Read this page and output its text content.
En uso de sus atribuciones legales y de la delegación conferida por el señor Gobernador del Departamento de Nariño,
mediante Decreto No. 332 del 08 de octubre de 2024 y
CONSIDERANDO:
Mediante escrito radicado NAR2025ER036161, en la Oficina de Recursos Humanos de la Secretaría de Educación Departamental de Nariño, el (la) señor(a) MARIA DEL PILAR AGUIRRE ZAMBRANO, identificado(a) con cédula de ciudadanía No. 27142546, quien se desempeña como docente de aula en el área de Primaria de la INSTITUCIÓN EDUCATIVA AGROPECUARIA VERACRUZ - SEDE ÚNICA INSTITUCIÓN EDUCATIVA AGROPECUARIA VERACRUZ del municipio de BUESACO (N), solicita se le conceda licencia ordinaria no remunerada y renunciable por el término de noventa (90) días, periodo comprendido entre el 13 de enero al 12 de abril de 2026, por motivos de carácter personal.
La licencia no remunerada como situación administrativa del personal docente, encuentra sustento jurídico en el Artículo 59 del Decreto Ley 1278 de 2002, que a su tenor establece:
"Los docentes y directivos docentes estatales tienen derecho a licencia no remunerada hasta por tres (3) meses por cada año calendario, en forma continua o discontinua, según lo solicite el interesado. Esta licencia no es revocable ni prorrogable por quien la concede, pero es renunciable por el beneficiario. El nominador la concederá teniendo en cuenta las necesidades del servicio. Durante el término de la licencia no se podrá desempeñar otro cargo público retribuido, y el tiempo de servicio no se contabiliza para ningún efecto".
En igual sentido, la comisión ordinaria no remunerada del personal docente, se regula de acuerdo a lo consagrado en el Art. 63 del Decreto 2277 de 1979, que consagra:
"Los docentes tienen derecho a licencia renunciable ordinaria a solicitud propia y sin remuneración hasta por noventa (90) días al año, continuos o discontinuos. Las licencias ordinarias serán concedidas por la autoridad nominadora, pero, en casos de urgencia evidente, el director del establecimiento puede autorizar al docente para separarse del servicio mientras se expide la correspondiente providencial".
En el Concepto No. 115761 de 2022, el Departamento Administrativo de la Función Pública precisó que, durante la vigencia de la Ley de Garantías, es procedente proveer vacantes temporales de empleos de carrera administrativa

* * * * * * * * *

Brief> All of the lines above need to be given again exactly.

Output for this task>
Read this page and output its text content.
En uso de sus atribuciones legales y de la delegación conferida por el señor Gobernador del Departamento de Nariño,
mediante Decreto No. 332 del 08 de octubre de 2024 y
CONSIDERANDO:
Mediante escrito radicado NAR2025ER036161, en la Oficina de Recursos Humanos de la Secretaría de Educación Departamental de Nariño, el (la) señor(a) MARIA DEL PILAR AGUIRRE ZAMBRANO, identificado(a) con cédula de ciudadanía No. 27142546, quien se desempeña como docente de aula en el área de Primaria de la INSTITUCIÓN EDUCATIVA AGROPECUARIA VERACRUZ - SEDE ÚNICA INSTITUCIÓN EDUCATIVA AGROPECUARIA VERACRUZ del municipio de BUESACO (N), solicita se le conceda licencia ordinaria no remunerada y renunciable por el término de noventa (90) días, periodo comprendido entre el 13 de enero al 12 de abril de 2026, por motivos de carácter personal.
La licencia no remunerada como situación administrativa del personal docente, encuentra sustento jurídico en el Artículo 59 del Decreto Ley 1278 de 2002, que a su tenor establece:
"Los docentes y directivos docentes estatales tienen derecho a licencia no remunerada hasta por tres (3) meses por cada año calendario, en forma continua o discontinua, según lo solicite el interesado. Esta licencia no es revocable ni prorrogable por quien la concede, pero es renunciable por el beneficiario. El nominador la concederá teniendo en cuenta las necesidades del servicio. Durante el término de la licencia no se podrá desempeñar otro cargo público retribuido, y el tiempo de servicio no se contabiliza para ningún efecto".
En igual sentido, la comisión ordinaria no remunerada del personal docente, se regula de acuerdo a lo consagrado en el Art. 63 del Decreto 2277 de 1979, que consagra:
"Los docentes tienen derecho a licencia renunciable ordinaria a solicitud propia y sin remuneración hasta por noventa (90) días al año, continuos o discontinuos. Las licencias ordinarias serán concedidas por la autoridad nominadora, pero, en casos de urgencia evidente, el director del establecimiento puede autorizar al docente para separarse del servicio mientras se expide la correspondiente providencial".
En el Concepto No. 115761 de 2022, el Departamento Administrativo de la Función Pública precisó que, durante la vigencia de la Ley de Garantías, es procedente proveer vacantes temporales de empleos de carrera administrativa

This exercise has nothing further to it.